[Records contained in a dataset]
========================
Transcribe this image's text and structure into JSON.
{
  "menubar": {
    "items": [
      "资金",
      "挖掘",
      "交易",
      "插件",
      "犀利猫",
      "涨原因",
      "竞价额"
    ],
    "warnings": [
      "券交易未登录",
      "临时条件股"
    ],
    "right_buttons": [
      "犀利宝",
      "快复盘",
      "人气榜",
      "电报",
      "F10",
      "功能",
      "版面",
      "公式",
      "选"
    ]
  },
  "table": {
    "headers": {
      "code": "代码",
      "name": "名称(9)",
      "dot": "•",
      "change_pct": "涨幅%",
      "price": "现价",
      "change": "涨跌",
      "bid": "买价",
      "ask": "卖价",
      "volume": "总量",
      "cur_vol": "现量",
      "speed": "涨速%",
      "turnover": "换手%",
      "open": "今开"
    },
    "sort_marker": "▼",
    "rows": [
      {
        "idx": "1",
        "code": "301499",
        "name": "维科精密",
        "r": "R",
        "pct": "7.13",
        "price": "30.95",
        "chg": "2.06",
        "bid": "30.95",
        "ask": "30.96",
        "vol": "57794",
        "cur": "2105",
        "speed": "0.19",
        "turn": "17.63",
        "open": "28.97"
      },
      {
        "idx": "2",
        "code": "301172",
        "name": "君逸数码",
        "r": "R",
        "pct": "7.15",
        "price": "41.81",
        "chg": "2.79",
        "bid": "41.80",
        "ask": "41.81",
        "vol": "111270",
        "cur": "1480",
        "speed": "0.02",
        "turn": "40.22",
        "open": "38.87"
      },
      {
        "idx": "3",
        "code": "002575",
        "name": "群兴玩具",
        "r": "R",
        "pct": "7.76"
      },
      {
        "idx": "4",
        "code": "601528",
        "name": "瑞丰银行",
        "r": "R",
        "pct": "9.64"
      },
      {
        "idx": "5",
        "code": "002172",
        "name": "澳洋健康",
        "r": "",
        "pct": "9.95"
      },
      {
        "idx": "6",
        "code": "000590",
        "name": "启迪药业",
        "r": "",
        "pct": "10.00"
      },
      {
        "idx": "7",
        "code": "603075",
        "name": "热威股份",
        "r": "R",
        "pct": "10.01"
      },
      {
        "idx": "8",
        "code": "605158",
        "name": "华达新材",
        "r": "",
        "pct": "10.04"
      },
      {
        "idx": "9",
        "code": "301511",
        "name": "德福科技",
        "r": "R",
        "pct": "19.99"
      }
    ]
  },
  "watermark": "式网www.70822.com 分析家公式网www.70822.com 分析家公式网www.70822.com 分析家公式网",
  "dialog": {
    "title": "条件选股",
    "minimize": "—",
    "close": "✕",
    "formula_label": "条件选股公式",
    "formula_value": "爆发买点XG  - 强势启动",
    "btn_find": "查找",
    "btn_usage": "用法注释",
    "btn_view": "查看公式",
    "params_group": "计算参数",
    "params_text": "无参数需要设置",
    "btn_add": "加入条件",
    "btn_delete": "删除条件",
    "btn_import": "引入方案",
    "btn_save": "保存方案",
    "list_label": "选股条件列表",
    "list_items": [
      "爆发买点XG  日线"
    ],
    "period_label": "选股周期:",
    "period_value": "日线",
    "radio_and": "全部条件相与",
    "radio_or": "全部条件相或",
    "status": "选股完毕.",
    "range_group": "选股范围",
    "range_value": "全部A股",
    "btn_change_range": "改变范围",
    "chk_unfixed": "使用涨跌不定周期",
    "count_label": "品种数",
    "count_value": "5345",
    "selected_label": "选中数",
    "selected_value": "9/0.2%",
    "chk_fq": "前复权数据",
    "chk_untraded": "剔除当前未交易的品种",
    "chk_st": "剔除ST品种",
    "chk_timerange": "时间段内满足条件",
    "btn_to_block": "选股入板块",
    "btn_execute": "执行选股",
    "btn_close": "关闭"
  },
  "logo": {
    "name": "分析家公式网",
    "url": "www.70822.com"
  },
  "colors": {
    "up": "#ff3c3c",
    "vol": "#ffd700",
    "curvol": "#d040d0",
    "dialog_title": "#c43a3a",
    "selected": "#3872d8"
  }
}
========================
### WRITTEN TASK
For the entries above, count the lines that contain the string "分析家公式网", and state that number without further comment.

### PROBLEM SOLUTION
2